#### Task brief:
Spot every line with the word "existence" and return it.

::: Dataset

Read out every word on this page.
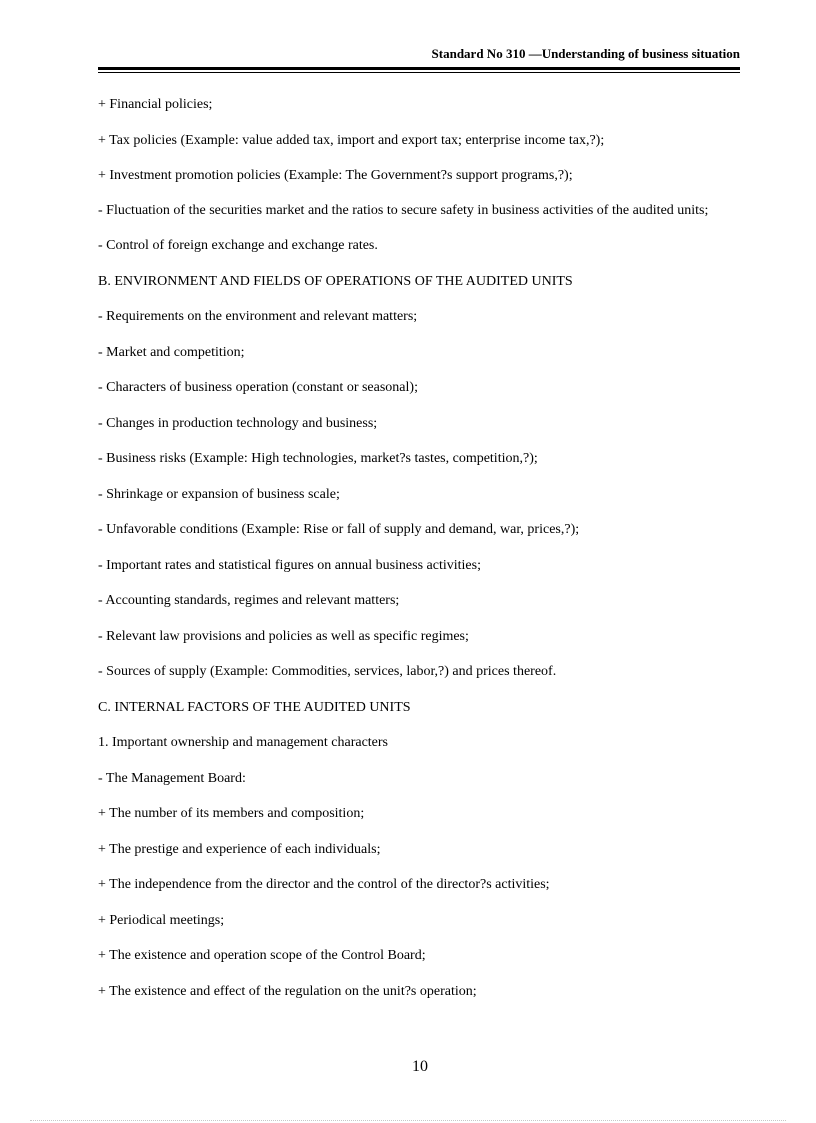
Standard No 310 —Understanding of business situation

+ Financial policies;

+ Tax policies (Example: value added tax, import and export tax; enterprise income tax,?);

+ Investment promotion policies (Example: The Government?s support programs,?);

- Fluctuation of the securities market and the ratios to secure safety in business activities of the audited units;

- Control of foreign exchange and exchange rates.

B. ENVIRONMENT AND FIELDS OF OPERATIONS OF THE AUDITED UNITS

- Requirements on the environment and relevant matters;

- Market and competition;

- Characters of business operation (constant or seasonal);

- Changes in production technology and business;

- Business risks (Example: High technologies, market?s tastes, competition,?);

- Shrinkage or expansion of business scale;

- Unfavorable conditions (Example: Rise or fall of supply and demand, war, prices,?);

- Important rates and statistical figures on annual business activities;

- Accounting standards, regimes and relevant matters;

- Relevant law provisions and policies as well as specific regimes;

- Sources of supply (Example: Commodities, services, labor,?) and prices thereof.

C. INTERNAL FACTORS OF THE AUDITED UNITS

1. Important ownership and management characters

- The Management Board:

+ The number of its members and composition;

+ The prestige and experience of each individuals;

+ The independence from the director and the control of the director?s activities;

+ Periodical meetings;

+ The existence and operation scope of the Control Board;

+ The existence and effect of the regulation on the unit?s operation;

10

::::::

#### Answer for the task:
+ The existence and operation scope of the Control Board;
+ The existence and effect of the regulation on the unit?s operation;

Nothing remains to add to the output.